EXERCISE DIRECTIONS
Determine the number of lines containing the word "随堂小测". Reply with it and nothing else.

Records from a dataset
* * *
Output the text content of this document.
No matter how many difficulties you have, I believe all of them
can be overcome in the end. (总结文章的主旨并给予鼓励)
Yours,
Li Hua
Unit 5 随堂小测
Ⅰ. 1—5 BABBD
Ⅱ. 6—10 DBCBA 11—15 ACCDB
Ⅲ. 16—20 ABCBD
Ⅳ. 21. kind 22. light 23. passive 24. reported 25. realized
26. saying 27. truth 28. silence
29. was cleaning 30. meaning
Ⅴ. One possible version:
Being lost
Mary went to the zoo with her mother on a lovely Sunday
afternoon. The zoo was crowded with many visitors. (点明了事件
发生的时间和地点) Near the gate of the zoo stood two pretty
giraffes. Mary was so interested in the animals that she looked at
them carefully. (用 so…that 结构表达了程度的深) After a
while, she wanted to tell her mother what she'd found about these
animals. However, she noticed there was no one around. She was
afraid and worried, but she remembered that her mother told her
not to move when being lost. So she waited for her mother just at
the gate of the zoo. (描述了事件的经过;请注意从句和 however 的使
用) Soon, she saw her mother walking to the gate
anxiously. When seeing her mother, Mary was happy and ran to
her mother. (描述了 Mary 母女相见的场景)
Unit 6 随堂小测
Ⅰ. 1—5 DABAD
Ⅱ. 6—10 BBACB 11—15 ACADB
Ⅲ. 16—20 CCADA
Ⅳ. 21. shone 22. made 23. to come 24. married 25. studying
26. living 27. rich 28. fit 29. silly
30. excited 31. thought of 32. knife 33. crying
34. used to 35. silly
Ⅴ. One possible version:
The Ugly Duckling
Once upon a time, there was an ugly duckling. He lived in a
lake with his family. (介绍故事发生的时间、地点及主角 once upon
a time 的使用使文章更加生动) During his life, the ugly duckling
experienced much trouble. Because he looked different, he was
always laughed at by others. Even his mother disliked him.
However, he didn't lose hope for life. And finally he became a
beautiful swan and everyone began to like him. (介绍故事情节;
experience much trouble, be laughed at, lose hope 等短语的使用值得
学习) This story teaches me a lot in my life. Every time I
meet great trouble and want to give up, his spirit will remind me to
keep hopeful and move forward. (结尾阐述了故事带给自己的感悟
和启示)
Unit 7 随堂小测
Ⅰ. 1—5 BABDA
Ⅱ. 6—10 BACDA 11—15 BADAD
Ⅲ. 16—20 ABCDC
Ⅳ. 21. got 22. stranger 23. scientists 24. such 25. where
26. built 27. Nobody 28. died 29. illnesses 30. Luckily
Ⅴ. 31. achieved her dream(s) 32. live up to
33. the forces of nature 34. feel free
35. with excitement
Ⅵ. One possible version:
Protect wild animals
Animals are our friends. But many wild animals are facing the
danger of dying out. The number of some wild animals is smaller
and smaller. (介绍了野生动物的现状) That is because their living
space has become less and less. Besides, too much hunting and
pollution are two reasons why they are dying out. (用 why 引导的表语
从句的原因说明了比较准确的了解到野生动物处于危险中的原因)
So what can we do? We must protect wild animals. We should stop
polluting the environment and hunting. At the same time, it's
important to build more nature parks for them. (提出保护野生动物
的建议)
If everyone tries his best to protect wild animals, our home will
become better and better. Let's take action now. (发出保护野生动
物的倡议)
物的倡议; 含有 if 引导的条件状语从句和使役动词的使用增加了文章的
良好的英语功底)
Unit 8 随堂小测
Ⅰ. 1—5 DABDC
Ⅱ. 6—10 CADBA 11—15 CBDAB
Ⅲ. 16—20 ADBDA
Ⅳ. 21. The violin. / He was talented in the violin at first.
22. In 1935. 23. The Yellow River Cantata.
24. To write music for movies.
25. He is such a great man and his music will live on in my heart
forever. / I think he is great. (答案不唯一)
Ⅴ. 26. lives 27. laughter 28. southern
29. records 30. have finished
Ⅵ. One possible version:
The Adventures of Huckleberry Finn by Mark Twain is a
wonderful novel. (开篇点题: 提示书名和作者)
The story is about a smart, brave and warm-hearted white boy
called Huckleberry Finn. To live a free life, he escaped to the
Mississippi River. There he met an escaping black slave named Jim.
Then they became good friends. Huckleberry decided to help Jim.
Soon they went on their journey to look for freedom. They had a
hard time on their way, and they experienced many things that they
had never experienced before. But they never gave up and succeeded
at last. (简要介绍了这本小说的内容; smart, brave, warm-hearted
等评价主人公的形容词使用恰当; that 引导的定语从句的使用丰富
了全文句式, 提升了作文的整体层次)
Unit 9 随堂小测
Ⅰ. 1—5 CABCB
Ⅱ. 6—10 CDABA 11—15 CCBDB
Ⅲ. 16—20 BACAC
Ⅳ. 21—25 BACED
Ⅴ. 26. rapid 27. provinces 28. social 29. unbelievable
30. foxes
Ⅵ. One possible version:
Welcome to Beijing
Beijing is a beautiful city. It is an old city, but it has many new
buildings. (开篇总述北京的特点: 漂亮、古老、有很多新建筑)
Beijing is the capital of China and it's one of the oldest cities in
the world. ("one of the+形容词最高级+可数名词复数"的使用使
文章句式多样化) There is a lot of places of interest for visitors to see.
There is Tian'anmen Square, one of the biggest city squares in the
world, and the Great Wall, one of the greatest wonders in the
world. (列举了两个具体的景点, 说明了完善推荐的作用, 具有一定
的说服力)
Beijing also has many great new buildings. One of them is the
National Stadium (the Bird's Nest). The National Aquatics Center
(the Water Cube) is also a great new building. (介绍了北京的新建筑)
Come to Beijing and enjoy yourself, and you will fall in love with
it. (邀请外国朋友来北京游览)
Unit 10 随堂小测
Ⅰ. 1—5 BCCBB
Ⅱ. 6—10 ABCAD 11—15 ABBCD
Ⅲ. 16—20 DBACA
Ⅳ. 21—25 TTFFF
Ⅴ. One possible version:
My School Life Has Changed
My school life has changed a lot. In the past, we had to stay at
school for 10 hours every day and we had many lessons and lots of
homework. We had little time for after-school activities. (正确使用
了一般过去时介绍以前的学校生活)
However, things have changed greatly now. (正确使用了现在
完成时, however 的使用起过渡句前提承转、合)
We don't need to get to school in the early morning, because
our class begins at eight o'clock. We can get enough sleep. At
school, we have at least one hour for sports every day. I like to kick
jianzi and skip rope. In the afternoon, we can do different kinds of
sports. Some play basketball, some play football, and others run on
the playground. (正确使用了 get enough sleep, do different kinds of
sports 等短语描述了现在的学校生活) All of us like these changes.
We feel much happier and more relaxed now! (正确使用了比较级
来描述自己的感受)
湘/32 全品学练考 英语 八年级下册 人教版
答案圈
* * *
PROBLEM SOLUTION
6